* _Direction_:
Determine the number of lines holding the word "content"; answer with that number only.

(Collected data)
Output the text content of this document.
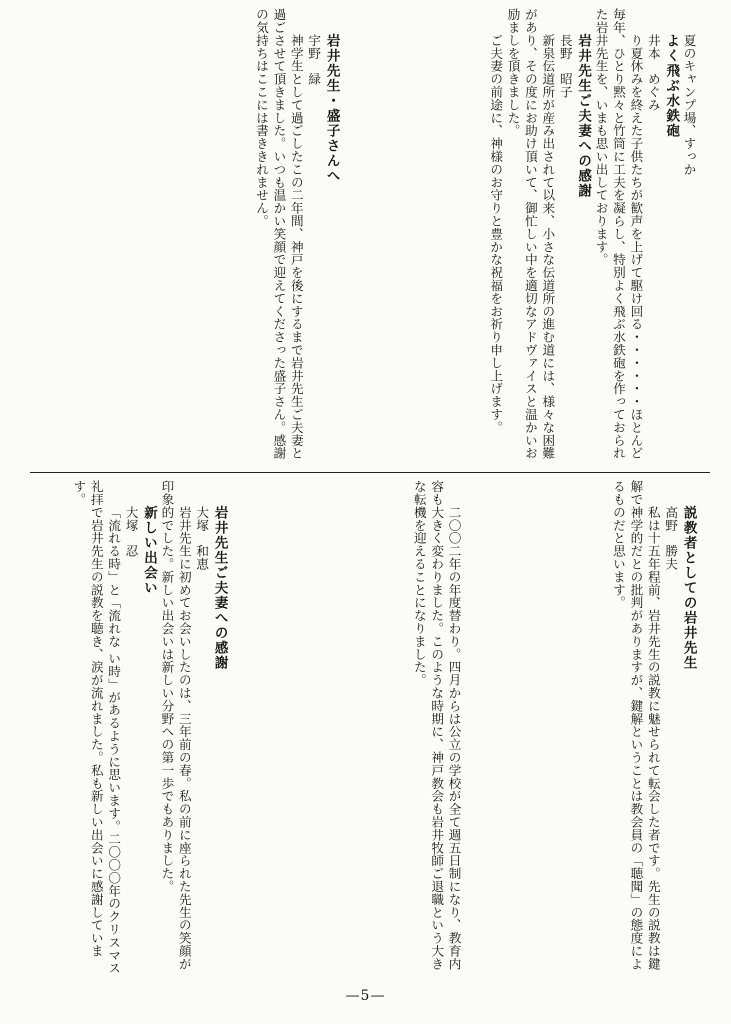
夏のキャンプ場、すっか
よく飛ぶ水鉄砲
井本　めぐみ
り夏休みを終えた子供たちが歓声を上げて駆け回る・・・・・・ほとんど毎年、ひとり黙々と竹筒に工夫を凝らし、特別よく飛ぶ水鉄砲を作っておられた岩井先生を、いまも思い出しております。
岩井先生ご夫妻への感謝
長野　昭子
新泉伝道所が産み出されて以来、小さな伝道所の進む道には、様々な困難があり、その度にお助け頂いて、御忙しい中を適切なアドヴァイスと温かいお励ましを頂きました。
ご夫妻の前途に、神様のお守りと豊かな祝福をお祈り申し上げます。

岩井先生・盛子さんへ
宇野　緑
神学生として過ごしたこの二年間、神戸を後にするまで岩井先生ご夫妻と過ごさせて頂きました。いつも温かい笑顔で迎えてくださった盛子さん。感謝の気持ちはここには書ききれません。

説教者としての岩井先生
高野　勝夫
私は十五年程前、岩井先生の説教に魅せられて転会した者です。先生の説教は鍵解で神学的だとの批判がありますが、鍵解ということは教会員の「聴聞」の態度によるものだと思います。

二〇〇二年の年度替わり。四月からは公立の学校が全て週五日制になり、教育内容も大きく変わりました。このような時期に、神戸教会も岩井牧師ご退職という大きな転機を迎えることになりました。

岩井先生ご夫妻への感謝
大塚　和恵
岩井先生に初めてお会いしたのは、三年前の春。私の前に座られた先生の笑顔が印象的でした。新しい出会いは新しい分野への第一歩でもありました。
新しい出会い
大塚　忍
「流れる時」と「流れな い時」があるように思います。二〇〇〇年のクリスマス礼拝で岩井先生の説教を聴き、涙が流れました。私も新しい出会いに感謝しています。

—5—
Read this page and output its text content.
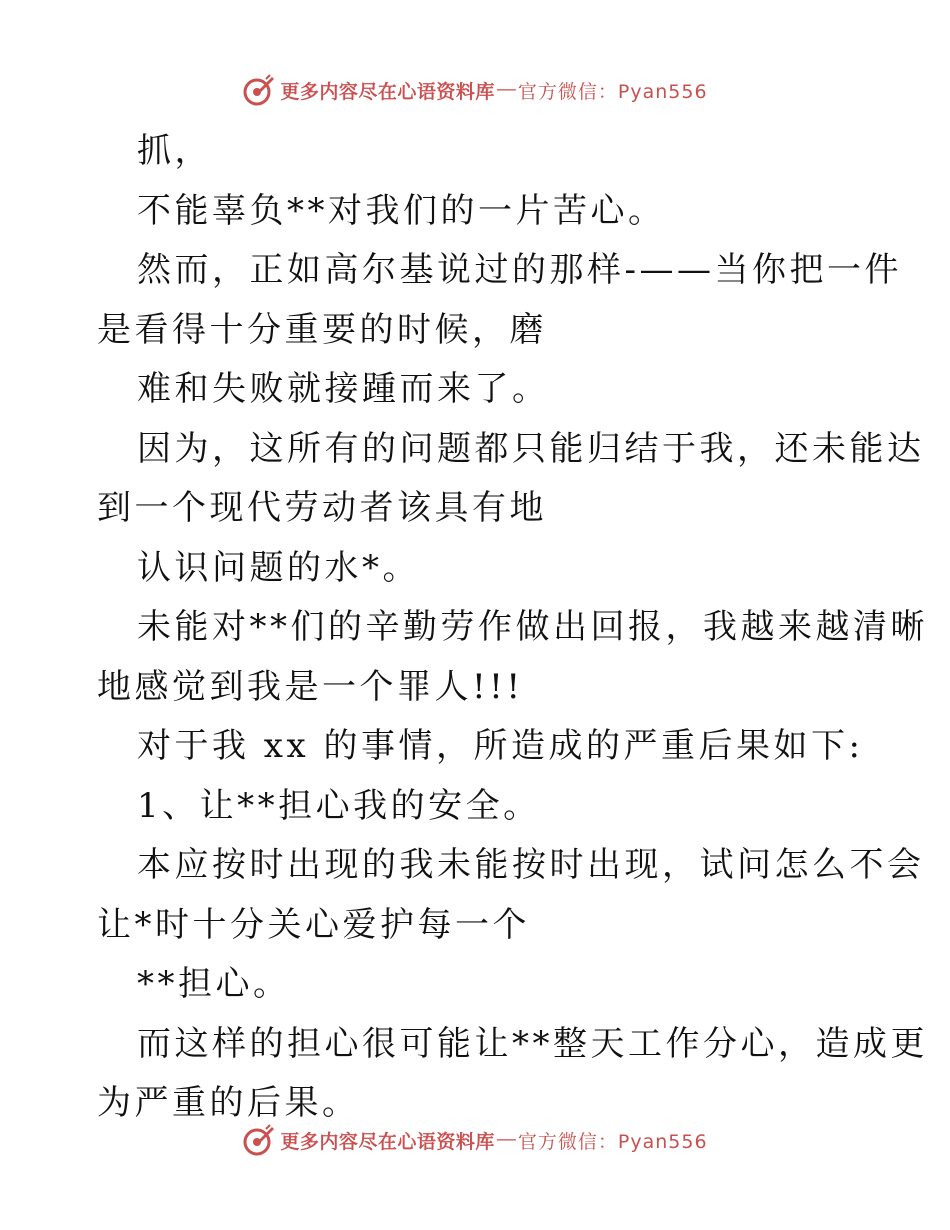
更多内容尽在心语资料库 — 官方微信：Pyan556
抓，
不能辜负**对我们的一片苦心。
然而，正如高尔基说过的那样-——当你把一件
是看得十分重要的时候，磨
难和失败就接踵而来了。
因为，这所有的问题都只能归结于我，还未能达
到一个现代劳动者该具有地
认识问题的水*。
未能对**们的辛勤劳作做出回报，我越来越清晰
地感觉到我是一个罪人!!!
对于我 xx 的事情，所造成的严重后果如下:
1、让**担心我的安全。
本应按时出现的我未能按时出现，试问怎么不会
让*时十分关心爱护每一个
**担心。
而这样的担心很可能让**整天工作分心，造成更
为严重的后果。
更多内容尽在心语资料库 — 官方微信：Pyan556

* _Problem solution_:
2